Dataset items:
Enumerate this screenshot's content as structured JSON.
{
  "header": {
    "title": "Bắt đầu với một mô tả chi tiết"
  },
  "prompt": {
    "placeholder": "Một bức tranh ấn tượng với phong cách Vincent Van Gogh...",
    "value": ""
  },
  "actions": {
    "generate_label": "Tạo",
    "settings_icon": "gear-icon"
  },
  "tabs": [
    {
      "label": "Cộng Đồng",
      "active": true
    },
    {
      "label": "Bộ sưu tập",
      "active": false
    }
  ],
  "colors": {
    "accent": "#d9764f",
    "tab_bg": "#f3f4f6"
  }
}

**EXERCISE OBJECTIVE**
Reproduce every line above without error.

**SOLUTION TO THIS EXERCISE**
Enumerate this screenshot's content as structured JSON.
{
  "header": {
    "title": "Bắt đầu với một mô tả chi tiết"
  },
  "prompt": {
    "placeholder": "Một bức tranh ấn tượng với phong cách Vincent Van Gogh...",
    "value": ""
  },
  "actions": {
    "generate_label": "Tạo",
    "settings_icon": "gear-icon"
  },
  "tabs": [
    {
      "label": "Cộng Đồng",
      "active": true
    },
    {
      "label": "Bộ sưu tập",
      "active": false
    }
  ],
  "colors": {
    "accent": "#d9764f",
    "tab_bg": "#f3f4f6"
  }
}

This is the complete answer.